Show every line containing "this" by copying it.

[begin Data shown]

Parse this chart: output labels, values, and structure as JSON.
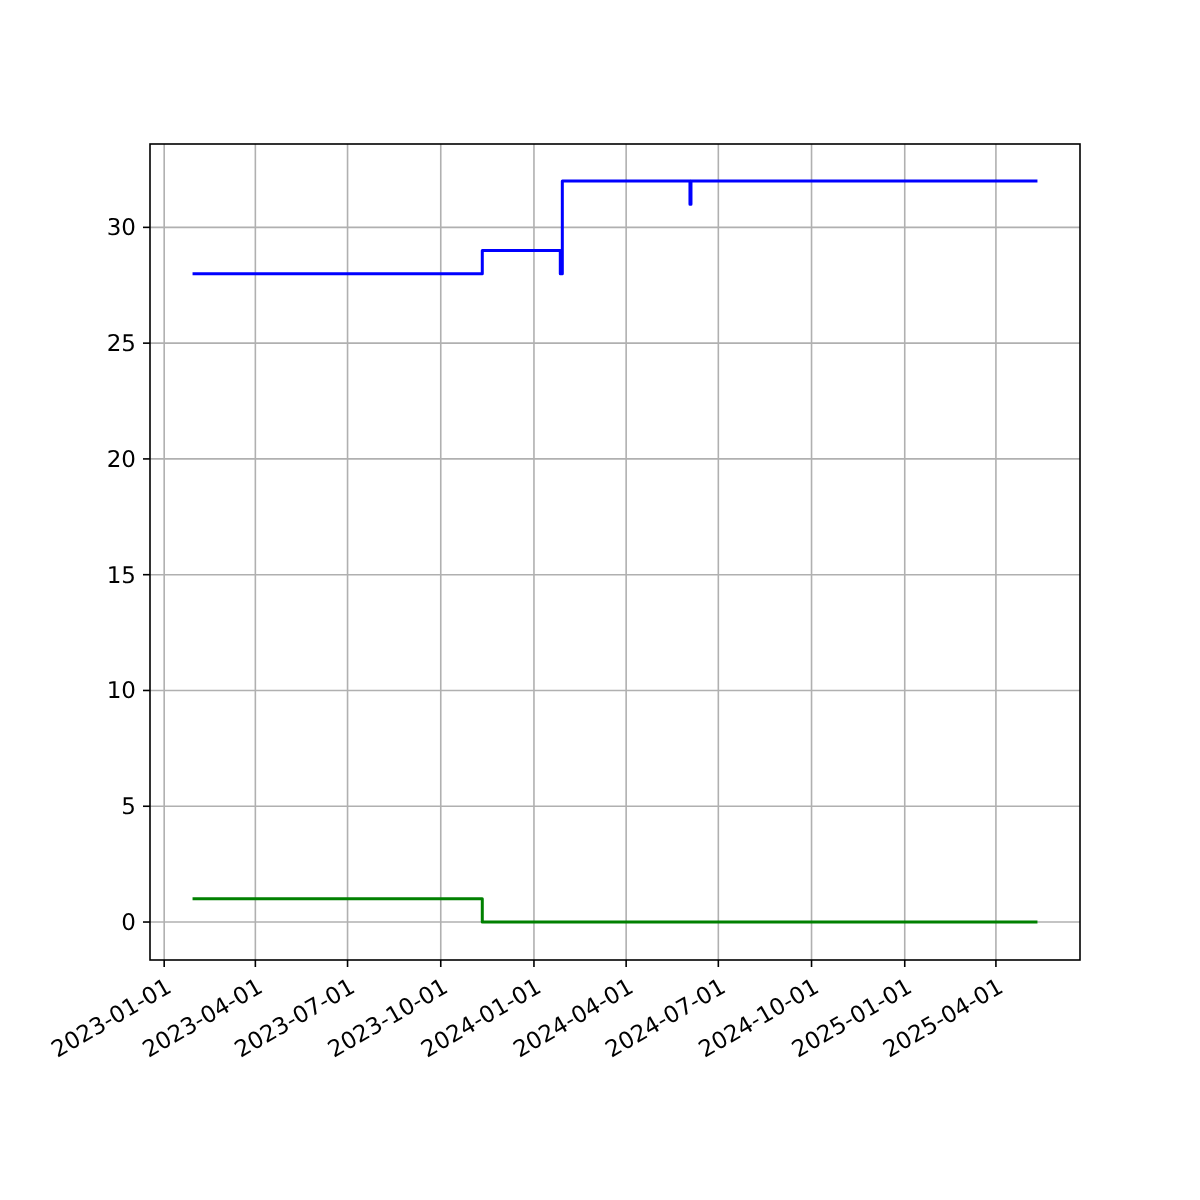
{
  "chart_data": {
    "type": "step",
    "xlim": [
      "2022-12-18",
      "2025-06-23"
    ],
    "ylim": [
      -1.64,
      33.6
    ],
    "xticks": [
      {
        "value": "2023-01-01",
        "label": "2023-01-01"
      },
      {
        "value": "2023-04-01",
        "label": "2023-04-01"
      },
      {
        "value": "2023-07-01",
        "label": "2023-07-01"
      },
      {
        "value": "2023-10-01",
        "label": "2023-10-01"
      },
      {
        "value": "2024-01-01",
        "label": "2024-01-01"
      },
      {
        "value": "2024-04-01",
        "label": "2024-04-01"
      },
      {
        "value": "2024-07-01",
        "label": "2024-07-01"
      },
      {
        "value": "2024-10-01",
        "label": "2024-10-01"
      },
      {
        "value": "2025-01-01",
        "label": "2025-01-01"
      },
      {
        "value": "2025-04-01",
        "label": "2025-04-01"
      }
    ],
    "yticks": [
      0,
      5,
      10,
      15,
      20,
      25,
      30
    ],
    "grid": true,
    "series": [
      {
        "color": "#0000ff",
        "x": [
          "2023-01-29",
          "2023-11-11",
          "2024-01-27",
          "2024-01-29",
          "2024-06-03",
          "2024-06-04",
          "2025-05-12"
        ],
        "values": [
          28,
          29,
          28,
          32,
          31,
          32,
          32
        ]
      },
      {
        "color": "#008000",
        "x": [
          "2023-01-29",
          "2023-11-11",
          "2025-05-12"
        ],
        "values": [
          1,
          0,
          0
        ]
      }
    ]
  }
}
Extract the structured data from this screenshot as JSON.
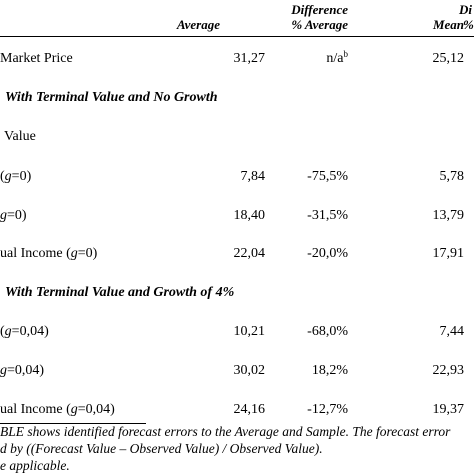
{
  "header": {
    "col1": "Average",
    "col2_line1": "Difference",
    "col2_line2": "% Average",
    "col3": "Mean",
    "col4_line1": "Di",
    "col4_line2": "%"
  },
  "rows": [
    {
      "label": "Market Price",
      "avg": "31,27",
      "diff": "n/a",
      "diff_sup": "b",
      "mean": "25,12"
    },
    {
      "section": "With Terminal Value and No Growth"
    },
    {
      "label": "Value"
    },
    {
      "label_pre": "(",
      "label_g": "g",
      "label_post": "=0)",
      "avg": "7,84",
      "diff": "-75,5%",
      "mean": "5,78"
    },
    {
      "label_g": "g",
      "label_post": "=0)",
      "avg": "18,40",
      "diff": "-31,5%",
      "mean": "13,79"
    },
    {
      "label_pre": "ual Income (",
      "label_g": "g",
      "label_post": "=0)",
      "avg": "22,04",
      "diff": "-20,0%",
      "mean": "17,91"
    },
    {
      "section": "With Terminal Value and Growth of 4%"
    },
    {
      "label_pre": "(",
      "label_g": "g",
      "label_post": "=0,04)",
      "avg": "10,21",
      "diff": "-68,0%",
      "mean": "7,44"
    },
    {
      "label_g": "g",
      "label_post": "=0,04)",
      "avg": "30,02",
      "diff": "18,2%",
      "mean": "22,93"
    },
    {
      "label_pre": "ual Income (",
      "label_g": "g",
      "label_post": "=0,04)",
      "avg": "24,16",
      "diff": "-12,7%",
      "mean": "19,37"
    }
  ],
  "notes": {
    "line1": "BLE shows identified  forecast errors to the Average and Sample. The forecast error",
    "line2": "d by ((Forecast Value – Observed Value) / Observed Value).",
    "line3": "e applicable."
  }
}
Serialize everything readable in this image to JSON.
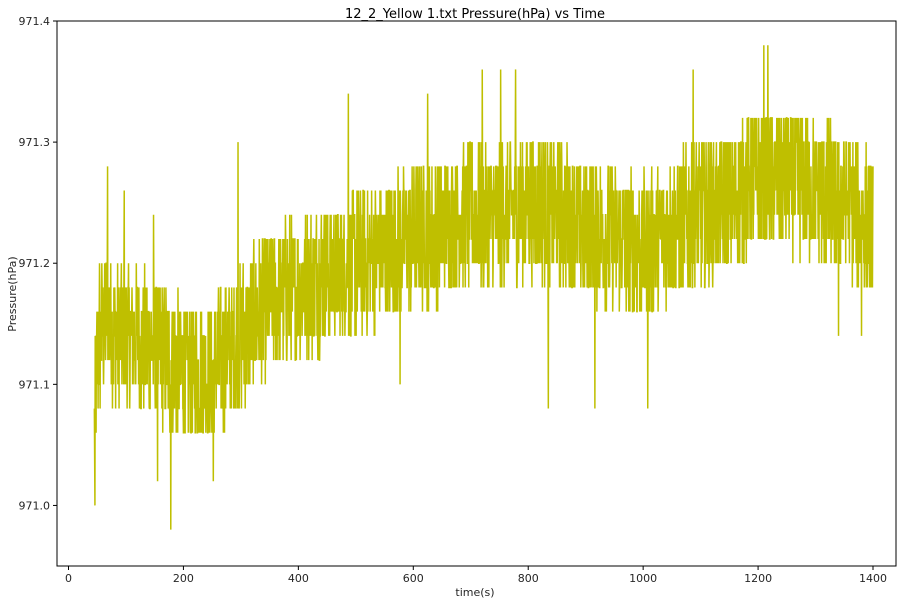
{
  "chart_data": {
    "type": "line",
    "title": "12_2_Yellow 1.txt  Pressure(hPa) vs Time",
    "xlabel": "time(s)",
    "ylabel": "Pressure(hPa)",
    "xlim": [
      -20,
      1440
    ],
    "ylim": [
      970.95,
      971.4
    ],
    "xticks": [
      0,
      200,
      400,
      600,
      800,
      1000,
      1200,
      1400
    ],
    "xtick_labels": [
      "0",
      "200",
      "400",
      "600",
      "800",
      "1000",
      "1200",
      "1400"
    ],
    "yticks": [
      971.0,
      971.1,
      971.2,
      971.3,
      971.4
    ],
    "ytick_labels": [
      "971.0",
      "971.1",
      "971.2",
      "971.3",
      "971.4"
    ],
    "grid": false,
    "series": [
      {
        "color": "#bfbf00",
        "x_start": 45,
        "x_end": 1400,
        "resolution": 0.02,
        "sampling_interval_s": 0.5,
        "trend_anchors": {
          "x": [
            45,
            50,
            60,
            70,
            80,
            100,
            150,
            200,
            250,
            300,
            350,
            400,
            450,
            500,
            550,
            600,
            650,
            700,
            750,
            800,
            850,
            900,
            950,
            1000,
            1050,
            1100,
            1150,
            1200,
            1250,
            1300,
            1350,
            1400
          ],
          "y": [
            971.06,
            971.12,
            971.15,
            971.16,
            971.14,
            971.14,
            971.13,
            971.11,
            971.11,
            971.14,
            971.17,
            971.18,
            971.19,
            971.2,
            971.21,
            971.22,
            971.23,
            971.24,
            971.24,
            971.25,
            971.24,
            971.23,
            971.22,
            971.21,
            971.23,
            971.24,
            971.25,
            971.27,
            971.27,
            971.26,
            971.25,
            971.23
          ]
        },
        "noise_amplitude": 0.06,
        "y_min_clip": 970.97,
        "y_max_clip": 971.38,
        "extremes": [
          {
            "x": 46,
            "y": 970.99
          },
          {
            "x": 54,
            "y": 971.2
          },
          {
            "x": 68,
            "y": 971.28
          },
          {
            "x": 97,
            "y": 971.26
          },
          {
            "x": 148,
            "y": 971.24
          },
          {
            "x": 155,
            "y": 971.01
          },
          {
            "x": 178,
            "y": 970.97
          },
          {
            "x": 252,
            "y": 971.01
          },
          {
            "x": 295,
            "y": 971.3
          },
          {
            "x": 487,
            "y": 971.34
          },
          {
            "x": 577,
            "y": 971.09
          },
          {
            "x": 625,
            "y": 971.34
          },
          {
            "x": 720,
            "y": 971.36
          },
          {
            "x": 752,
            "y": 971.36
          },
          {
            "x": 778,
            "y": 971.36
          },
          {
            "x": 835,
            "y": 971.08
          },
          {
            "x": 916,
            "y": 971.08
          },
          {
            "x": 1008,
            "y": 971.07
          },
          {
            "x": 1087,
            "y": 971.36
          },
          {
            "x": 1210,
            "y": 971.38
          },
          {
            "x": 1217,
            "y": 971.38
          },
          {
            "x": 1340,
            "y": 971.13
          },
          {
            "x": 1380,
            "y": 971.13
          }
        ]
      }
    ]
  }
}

[end Data shown]

▶ **Final result**:
Parse this chart: output labels, values, and structure as JSON.
Extract the structured data from this screenshot as JSON.
Serialize everything readable in this image to JSON.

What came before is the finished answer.